Repeat, without any change, the entries presented below.

■ DATA RECORDS:
^^^^^^^^

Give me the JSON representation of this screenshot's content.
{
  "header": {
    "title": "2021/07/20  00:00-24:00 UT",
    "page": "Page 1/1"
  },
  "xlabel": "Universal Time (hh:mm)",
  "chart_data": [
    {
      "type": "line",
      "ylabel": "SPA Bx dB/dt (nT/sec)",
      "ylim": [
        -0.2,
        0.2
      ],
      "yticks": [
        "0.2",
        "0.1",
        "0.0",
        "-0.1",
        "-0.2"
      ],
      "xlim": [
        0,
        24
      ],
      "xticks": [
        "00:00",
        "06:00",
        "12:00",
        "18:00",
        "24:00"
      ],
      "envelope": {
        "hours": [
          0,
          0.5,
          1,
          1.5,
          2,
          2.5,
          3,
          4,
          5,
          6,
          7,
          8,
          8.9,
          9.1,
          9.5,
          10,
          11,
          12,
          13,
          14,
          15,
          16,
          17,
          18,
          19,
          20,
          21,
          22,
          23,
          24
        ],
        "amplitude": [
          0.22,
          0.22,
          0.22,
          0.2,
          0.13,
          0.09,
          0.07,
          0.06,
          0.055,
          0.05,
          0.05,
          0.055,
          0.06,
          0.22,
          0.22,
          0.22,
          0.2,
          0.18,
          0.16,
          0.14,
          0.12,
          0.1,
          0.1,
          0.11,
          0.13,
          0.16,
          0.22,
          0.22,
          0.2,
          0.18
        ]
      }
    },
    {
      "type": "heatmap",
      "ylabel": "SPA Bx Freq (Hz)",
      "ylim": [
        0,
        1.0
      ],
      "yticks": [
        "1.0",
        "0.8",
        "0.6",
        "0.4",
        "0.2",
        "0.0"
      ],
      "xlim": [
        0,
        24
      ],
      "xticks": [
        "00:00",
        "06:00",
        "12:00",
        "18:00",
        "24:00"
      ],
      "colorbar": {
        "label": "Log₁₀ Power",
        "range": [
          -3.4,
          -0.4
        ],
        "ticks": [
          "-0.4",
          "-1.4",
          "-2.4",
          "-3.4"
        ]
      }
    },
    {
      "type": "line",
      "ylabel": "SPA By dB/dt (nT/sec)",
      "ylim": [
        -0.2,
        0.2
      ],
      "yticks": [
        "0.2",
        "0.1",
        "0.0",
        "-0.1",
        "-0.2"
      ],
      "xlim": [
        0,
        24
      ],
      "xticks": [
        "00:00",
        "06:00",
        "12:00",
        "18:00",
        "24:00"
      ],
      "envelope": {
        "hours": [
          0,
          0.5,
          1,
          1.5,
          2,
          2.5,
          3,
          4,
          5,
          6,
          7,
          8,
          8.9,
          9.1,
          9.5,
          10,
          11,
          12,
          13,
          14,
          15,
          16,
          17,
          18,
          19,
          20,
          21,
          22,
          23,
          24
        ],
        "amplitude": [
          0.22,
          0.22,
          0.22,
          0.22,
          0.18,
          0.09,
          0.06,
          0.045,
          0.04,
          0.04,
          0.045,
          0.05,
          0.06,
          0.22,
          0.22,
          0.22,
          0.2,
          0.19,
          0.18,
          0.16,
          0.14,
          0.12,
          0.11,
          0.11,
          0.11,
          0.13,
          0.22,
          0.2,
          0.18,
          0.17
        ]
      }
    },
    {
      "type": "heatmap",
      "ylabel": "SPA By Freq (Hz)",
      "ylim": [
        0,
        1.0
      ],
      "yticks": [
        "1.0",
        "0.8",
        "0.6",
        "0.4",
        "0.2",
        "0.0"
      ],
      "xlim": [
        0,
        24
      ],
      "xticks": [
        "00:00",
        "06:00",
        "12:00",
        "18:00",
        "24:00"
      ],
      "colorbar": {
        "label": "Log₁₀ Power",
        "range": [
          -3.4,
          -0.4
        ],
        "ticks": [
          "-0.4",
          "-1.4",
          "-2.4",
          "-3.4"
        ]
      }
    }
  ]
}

^^^^^^^^

■ EXERCISE RESULT:
Give me the JSON representation of this screenshot's content.
{
  "header": {
    "title": "2021/07/20  00:00-24:00 UT",
    "page": "Page 1/1"
  },
  "xlabel": "Universal Time (hh:mm)",
  "chart_data": [
    {
      "type": "line",
      "ylabel": "SPA Bx dB/dt (nT/sec)",
      "ylim": [
        -0.2,
        0.2
      ],
      "yticks": [
        "0.2",
        "0.1",
        "0.0",
        "-0.1",
        "-0.2"
      ],
      "xlim": [
        0,
        24
      ],
      "xticks": [
        "00:00",
        "06:00",
        "12:00",
        "18:00",
        "24:00"
      ],
      "envelope": {
        "hours": [
          0,
          0.5,
          1,
          1.5,
          2,
          2.5,
          3,
          4,
          5,
          6,
          7,
          8,
          8.9,
          9.1,
          9.5,
          10,
          11,
          12,
          13,
          14,
          15,
          16,
          17,
          18,
          19,
          20,
          21,
          22,
          23,
          24
        ],
        "amplitude": [
          0.22,
          0.22,
          0.22,
          0.2,
          0.13,
          0.09,
          0.07,
          0.06,
          0.055,
          0.05,
          0.05,
          0.055,
          0.06,
          0.22,
          0.22,
          0.22,
          0.2,
          0.18,
          0.16,
          0.14,
          0.12,
          0.1,
          0.1,
          0.11,
          0.13,
          0.16,
          0.22,
          0.22,
          0.2,
          0.18
        ]
      }
    },
    {
      "type": "heatmap",
      "ylabel": "SPA Bx Freq (Hz)",
      "ylim": [
        0,
        1.0
      ],
      "yticks": [
        "1.0",
        "0.8",
        "0.6",
        "0.4",
        "0.2",
        "0.0"
      ],
      "xlim": [
        0,
        24
      ],
      "xticks": [
        "00:00",
        "06:00",
        "12:00",
        "18:00",
        "24:00"
      ],
      "colorbar": {
        "label": "Log₁₀ Power",
        "range": [
          -3.4,
          -0.4
        ],
        "ticks": [
          "-0.4",
          "-1.4",
          "-2.4",
          "-3.4"
        ]
      }
    },
    {
      "type": "line",
      "ylabel": "SPA By dB/dt (nT/sec)",
      "ylim": [
        -0.2,
        0.2
      ],
      "yticks": [
        "0.2",
        "0.1",
        "0.0",
        "-0.1",
        "-0.2"
      ],
      "xlim": [
        0,
        24
      ],
      "xticks": [
        "00:00",
        "06:00",
        "12:00",
        "18:00",
        "24:00"
      ],
      "envelope": {
        "hours": [
          0,
          0.5,
          1,
          1.5,
          2,
          2.5,
          3,
          4,
          5,
          6,
          7,
          8,
          8.9,
          9.1,
          9.5,
          10,
          11,
          12,
          13,
          14,
          15,
          16,
          17,
          18,
          19,
          20,
          21,
          22,
          23,
          24
        ],
        "amplitude": [
          0.22,
          0.22,
          0.22,
          0.22,
          0.18,
          0.09,
          0.06,
          0.045,
          0.04,
          0.04,
          0.045,
          0.05,
          0.06,
          0.22,
          0.22,
          0.22,
          0.2,
          0.19,
          0.18,
          0.16,
          0.14,
          0.12,
          0.11,
          0.11,
          0.11,
          0.13,
          0.22,
          0.2,
          0.18,
          0.17
        ]
      }
    },
    {
      "type": "heatmap",
      "ylabel": "SPA By Freq (Hz)",
      "ylim": [
        0,
        1.0
      ],
      "yticks": [
        "1.0",
        "0.8",
        "0.6",
        "0.4",
        "0.2",
        "0.0"
      ],
      "xlim": [
        0,
        24
      ],
      "xticks": [
        "00:00",
        "06:00",
        "12:00",
        "18:00",
        "24:00"
      ],
      "colorbar": {
        "label": "Log₁₀ Power",
        "range": [
          -3.4,
          -0.4
        ],
        "ticks": [
          "-0.4",
          "-1.4",
          "-2.4",
          "-3.4"
        ]
      }
    }
  ]
}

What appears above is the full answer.